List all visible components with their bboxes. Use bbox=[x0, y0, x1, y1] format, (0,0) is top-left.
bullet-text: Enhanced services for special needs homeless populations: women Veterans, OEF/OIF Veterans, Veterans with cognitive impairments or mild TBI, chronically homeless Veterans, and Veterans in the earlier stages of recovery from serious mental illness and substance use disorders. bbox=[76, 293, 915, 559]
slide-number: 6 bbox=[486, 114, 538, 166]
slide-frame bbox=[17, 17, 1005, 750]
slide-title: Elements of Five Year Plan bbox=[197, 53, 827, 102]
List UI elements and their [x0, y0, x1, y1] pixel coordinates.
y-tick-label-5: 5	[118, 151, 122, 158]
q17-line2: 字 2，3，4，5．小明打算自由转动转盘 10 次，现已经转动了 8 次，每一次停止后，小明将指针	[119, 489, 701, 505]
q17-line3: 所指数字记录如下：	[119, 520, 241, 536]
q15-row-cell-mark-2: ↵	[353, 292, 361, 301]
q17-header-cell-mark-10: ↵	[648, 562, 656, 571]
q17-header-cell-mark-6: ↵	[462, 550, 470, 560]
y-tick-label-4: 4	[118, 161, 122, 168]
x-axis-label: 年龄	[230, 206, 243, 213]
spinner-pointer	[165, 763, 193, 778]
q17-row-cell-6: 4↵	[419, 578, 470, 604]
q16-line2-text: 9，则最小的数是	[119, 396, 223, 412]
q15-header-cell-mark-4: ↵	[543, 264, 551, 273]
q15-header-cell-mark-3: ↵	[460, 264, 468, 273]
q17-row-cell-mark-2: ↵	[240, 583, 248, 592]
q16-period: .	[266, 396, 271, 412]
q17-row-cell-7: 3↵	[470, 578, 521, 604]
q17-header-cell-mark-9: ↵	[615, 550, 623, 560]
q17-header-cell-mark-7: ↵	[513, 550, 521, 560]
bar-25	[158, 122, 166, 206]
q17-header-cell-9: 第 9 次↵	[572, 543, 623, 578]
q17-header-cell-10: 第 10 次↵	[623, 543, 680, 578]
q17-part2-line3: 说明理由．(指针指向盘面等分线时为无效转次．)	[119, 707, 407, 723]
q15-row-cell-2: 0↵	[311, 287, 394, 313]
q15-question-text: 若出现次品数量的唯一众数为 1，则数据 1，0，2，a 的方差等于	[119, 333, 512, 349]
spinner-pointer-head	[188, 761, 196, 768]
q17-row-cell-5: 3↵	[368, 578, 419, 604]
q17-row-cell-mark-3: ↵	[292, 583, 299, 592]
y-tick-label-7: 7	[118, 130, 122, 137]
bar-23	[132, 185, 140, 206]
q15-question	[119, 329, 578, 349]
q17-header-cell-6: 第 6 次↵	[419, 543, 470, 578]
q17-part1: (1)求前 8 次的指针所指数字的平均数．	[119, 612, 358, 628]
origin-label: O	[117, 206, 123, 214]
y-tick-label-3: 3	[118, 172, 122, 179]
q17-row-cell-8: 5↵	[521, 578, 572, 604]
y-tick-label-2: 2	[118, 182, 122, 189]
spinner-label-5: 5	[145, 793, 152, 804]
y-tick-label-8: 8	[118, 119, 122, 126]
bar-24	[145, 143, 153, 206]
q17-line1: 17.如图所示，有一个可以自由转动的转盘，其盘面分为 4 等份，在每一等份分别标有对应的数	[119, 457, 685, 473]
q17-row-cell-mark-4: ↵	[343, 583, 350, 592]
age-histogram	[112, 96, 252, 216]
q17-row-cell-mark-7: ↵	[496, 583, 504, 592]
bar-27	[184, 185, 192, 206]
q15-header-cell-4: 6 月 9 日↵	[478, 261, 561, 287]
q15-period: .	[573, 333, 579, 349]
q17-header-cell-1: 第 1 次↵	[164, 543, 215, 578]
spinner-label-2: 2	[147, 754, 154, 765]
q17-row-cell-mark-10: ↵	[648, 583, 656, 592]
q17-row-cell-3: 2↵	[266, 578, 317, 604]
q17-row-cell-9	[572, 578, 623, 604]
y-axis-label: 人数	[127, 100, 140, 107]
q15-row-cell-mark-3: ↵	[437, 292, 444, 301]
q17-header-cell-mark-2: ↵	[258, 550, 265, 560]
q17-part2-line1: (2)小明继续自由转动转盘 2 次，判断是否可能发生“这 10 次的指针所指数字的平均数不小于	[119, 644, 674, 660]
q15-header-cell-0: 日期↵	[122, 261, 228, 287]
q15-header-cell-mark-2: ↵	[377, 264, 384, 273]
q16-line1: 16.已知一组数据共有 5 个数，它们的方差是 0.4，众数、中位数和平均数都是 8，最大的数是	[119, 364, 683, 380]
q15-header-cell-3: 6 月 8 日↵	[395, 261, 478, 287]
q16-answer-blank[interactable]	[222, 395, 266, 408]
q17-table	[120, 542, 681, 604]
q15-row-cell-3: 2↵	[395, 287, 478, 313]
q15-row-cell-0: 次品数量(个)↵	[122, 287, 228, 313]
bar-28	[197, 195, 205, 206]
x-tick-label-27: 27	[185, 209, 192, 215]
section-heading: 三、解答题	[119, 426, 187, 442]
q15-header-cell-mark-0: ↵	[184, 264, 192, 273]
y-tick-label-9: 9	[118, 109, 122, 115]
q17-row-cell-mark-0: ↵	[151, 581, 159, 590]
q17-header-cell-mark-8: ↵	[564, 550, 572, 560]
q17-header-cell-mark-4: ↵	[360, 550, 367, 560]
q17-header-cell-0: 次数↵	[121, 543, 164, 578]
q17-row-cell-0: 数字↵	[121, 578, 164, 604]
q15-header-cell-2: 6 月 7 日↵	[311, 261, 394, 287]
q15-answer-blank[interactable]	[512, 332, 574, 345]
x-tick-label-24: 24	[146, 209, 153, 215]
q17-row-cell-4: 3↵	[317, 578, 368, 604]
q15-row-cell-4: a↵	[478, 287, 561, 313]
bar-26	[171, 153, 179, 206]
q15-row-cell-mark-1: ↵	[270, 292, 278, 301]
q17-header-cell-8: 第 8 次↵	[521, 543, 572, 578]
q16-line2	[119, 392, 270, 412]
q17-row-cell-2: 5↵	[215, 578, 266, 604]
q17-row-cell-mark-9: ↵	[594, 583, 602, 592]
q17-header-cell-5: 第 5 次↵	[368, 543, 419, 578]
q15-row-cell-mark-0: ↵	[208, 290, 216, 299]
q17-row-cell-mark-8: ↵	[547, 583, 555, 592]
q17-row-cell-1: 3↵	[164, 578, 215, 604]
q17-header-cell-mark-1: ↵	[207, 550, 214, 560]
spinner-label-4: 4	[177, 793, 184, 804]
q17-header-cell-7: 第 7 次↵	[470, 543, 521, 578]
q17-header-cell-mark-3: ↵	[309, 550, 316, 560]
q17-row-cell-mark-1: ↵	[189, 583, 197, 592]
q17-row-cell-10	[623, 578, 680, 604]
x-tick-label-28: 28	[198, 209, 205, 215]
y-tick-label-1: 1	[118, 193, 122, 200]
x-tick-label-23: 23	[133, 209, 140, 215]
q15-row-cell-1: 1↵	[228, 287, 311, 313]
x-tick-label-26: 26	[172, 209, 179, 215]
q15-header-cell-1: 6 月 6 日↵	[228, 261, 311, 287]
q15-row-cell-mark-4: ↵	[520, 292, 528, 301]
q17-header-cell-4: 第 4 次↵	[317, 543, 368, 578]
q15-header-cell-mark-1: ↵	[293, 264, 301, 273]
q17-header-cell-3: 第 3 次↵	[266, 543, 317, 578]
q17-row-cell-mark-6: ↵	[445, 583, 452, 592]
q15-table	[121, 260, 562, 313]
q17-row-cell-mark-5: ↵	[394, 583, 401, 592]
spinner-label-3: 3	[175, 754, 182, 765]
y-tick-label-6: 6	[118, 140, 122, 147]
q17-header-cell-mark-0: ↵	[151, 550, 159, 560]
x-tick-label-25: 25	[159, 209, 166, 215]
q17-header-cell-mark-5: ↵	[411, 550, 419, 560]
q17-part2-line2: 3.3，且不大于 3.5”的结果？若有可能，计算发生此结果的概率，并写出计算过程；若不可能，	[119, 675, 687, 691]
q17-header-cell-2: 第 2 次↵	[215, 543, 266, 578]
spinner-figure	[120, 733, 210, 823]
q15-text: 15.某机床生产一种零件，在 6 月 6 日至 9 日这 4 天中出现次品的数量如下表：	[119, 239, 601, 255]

== Given request ==
Convert the rows from the first line down through the line containing "264, 551, 273]" into a numbered list, with both of those lines included and any blank lines omitted.

== Correct result ==
1. List all visible components with their bboxes. Use bbox=[x0, y0, x1, y1] format, (0,0) is top-left.
2. bullet-text: Enhanced services for special needs homeless populations: women Veterans, OEF/OIF Veterans, Veterans with cognitive impairments or mild TBI, chronically homeless Veterans, and Veterans in the earlier stages of recovery from serious mental illness and substance use disorders. bbox=[76, 293, 915, 559]
3. slide-number: 6 bbox=[486, 114, 538, 166]
4. slide-frame bbox=[17, 17, 1005, 750]
5. slide-title: Elements of Five Year Plan bbox=[197, 53, 827, 102]
6. List UI elements and their [x0, y0, x1, y1] pixel coordinates.
7. y-tick-label-5: 5	[118, 151, 122, 158]
8. q17-line2: 字 2，3，4，5．小明打算自由转动转盘 10 次，现已经转动了 8 次，每一次停止后，小明将指针	[119, 489, 701, 505]
9. q17-line3: 所指数字记录如下：	[119, 520, 241, 536]
10. q15-row-cell-mark-2: ↵	[353, 292, 361, 301]
11. q17-header-cell-mark-10: ↵	[648, 562, 656, 571]
12. q17-header-cell-mark-6: ↵	[462, 550, 470, 560]
13. y-tick-label-4: 4	[118, 161, 122, 168]
14. x-axis-label: 年龄	[230, 206, 243, 213]
15. spinner-pointer	[165, 763, 193, 778]
16. q17-row-cell-6: 4↵	[419, 578, 470, 604]
17. q16-line2-text: 9，则最小的数是	[119, 396, 223, 412]
18. q15-header-cell-mark-4: ↵	[543, 264, 551, 273]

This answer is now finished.